* **Problem requirements**: Pull out every line of the listing below where "size" appears.

* **Recorded information**:
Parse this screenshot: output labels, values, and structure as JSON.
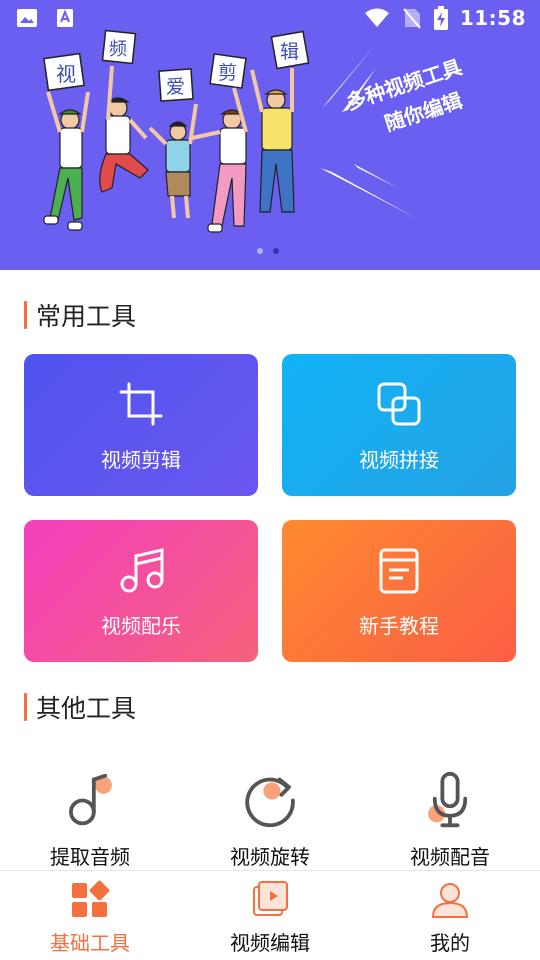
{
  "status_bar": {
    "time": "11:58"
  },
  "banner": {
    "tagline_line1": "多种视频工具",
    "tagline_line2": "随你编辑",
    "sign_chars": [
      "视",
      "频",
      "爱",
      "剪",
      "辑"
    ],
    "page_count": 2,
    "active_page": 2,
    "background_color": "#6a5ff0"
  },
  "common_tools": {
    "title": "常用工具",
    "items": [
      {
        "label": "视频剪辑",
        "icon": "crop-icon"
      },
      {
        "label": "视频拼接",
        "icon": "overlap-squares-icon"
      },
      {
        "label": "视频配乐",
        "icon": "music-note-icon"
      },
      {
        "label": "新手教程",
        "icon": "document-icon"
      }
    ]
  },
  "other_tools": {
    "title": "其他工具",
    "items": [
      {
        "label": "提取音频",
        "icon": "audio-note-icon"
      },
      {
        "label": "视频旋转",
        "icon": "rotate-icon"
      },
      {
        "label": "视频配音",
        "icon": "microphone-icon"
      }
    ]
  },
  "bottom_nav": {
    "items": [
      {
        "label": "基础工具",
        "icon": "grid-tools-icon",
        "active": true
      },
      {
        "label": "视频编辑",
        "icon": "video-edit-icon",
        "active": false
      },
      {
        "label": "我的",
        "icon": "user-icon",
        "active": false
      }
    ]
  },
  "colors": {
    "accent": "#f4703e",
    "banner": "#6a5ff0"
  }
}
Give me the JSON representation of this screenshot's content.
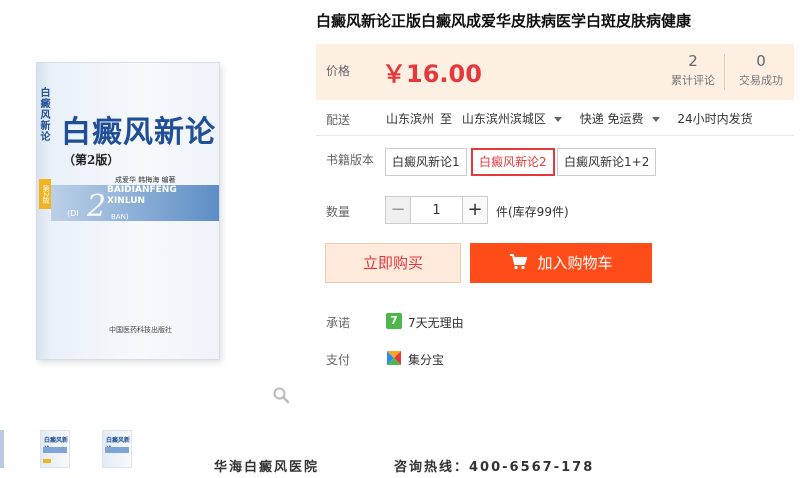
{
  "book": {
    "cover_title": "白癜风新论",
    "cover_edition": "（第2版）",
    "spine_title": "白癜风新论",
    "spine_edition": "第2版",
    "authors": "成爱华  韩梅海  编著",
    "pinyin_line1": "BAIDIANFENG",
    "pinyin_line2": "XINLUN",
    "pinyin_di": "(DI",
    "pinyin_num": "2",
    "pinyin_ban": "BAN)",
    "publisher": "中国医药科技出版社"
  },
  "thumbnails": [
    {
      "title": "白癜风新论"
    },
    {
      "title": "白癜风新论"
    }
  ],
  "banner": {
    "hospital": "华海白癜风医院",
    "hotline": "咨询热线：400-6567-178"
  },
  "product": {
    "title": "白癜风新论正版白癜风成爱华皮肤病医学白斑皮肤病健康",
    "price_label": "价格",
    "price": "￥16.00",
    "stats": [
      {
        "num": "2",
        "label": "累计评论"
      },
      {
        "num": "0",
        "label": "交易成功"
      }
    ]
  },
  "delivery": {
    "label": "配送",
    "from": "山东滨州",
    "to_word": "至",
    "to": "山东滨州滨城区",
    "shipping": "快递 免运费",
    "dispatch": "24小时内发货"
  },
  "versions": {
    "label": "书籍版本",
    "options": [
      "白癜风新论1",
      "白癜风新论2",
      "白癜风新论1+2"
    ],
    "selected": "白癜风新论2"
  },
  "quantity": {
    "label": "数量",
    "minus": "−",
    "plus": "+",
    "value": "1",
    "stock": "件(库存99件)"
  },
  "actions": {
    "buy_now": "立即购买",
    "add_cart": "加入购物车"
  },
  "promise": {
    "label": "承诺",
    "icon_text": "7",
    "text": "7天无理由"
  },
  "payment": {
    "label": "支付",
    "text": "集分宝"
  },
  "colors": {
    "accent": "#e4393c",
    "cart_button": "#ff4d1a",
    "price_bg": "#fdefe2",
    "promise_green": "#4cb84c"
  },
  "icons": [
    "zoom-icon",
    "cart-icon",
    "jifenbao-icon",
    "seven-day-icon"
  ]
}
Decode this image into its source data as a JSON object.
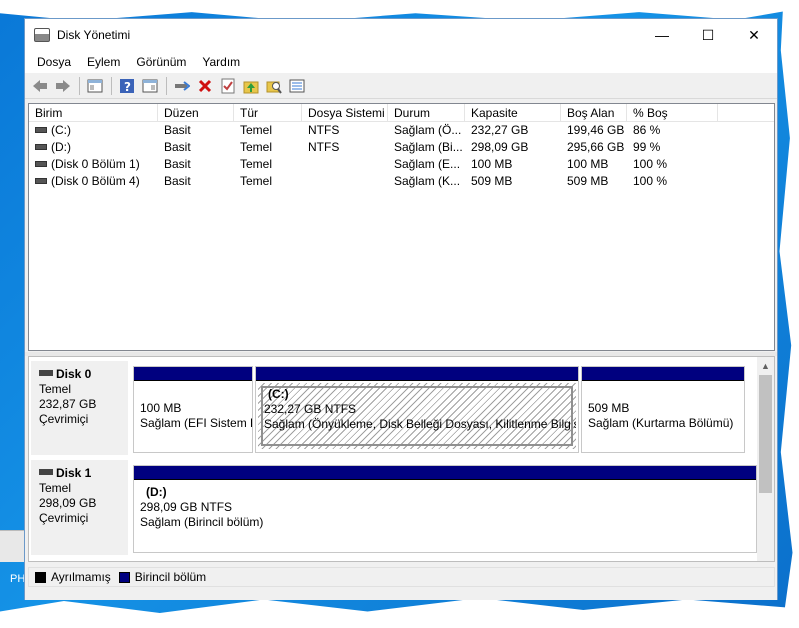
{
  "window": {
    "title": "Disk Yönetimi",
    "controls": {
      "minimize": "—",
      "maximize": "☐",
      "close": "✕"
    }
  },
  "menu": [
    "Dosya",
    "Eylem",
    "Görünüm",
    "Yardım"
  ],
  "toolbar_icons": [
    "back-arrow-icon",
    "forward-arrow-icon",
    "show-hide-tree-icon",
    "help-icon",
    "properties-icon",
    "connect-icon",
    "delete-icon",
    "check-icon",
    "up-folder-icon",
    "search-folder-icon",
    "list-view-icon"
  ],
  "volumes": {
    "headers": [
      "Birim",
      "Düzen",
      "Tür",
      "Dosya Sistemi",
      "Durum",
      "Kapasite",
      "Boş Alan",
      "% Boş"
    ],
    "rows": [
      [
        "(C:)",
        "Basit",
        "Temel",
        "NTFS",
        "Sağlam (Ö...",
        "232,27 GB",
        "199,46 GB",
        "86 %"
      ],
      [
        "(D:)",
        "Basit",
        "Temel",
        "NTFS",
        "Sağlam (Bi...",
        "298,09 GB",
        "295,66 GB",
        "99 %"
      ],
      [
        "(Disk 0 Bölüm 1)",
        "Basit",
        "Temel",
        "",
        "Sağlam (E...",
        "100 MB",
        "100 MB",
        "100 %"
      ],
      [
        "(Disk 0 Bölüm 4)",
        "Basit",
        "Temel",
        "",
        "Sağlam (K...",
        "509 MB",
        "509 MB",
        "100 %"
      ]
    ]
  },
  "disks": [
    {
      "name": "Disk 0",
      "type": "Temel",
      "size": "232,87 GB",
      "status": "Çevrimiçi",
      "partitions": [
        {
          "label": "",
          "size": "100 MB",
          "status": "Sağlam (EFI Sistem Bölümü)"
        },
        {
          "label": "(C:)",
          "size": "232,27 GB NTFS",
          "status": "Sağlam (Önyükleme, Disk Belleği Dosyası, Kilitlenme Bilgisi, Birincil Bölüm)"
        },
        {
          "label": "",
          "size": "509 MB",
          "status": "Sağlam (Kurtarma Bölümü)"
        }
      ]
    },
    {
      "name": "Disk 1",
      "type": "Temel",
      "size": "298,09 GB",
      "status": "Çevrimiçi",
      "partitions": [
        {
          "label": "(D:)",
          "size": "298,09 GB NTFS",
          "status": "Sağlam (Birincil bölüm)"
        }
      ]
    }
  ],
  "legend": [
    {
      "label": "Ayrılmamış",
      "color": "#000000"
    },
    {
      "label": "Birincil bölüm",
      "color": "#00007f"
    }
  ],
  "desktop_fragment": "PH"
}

* * *

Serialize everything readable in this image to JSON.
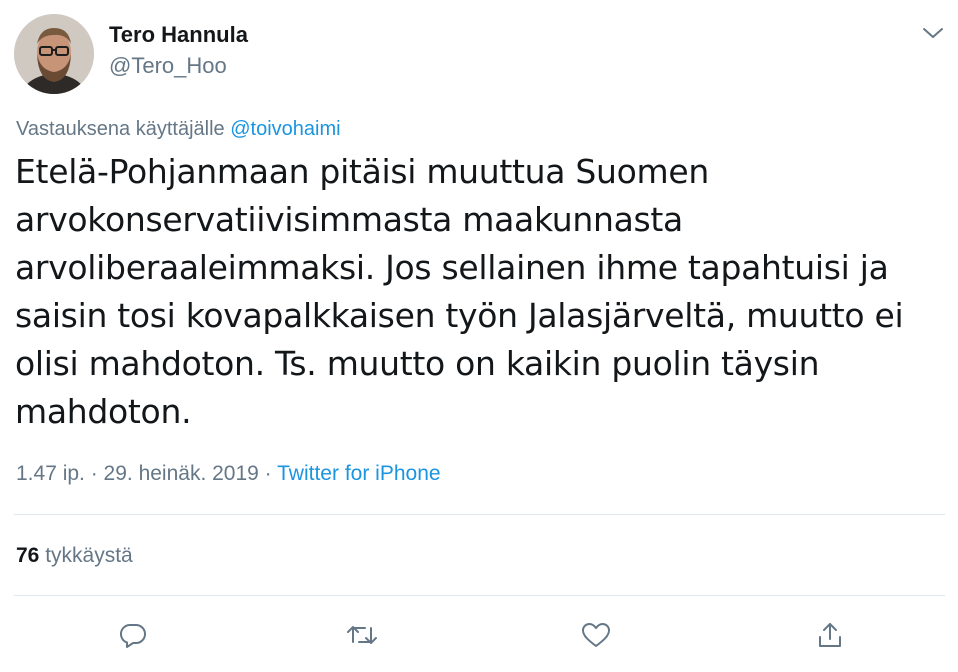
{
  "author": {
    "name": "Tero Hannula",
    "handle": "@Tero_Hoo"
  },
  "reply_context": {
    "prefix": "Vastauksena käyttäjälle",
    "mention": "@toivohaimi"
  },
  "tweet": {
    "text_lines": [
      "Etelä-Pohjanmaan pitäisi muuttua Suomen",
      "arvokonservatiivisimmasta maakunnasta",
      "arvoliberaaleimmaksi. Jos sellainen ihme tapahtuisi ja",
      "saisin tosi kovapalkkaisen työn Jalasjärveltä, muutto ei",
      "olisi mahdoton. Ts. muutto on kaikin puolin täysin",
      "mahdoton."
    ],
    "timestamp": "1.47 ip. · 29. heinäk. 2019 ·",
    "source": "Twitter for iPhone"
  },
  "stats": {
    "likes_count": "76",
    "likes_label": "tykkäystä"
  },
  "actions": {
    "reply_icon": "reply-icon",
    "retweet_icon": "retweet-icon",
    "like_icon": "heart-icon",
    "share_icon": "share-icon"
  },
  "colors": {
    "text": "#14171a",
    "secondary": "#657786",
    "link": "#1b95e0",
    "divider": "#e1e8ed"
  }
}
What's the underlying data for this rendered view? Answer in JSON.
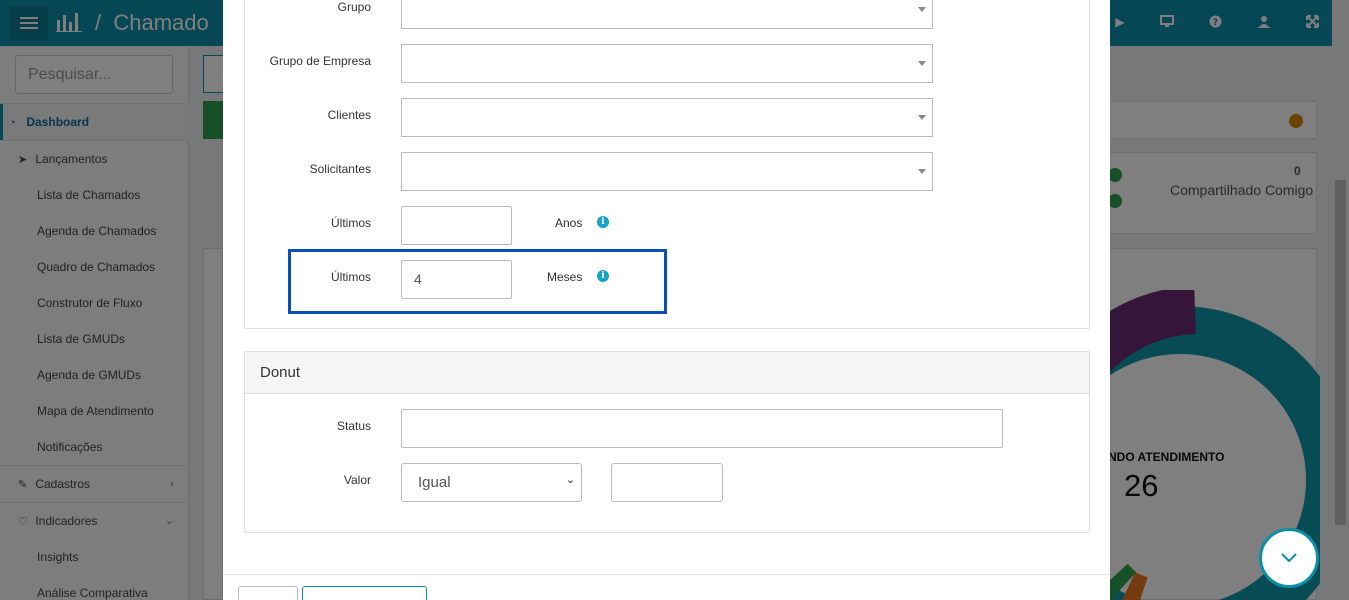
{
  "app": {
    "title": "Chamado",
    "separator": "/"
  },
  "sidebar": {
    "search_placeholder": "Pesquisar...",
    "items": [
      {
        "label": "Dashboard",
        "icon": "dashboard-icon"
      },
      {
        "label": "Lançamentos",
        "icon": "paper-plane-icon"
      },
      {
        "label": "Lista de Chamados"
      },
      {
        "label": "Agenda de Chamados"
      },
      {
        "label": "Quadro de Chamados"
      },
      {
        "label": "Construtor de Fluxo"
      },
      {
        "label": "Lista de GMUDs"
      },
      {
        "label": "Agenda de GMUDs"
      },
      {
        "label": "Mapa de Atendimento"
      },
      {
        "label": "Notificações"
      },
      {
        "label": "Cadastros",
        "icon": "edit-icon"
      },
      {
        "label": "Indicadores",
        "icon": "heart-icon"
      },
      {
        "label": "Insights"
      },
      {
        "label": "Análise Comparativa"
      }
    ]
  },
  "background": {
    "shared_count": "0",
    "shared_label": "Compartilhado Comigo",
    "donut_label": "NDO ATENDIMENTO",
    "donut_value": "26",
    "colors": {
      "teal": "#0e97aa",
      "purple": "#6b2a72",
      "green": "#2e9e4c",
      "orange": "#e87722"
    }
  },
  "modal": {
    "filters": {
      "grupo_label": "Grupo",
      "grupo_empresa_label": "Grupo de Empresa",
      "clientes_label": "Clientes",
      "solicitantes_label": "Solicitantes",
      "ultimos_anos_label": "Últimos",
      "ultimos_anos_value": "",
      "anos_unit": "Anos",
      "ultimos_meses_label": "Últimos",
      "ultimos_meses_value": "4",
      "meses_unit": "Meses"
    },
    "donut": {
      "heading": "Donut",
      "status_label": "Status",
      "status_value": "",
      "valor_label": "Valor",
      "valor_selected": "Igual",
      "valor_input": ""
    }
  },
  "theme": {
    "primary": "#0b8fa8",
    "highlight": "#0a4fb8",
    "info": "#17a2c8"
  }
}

* **Completed exercise**:
      "size": "232,87 GB",
          "size": "100 MB",
          "size": "232,27 GB NTFS",
          "size": "509 MB",
      "size": "298,09 GB",
          "size": "298,09 GB NTFS",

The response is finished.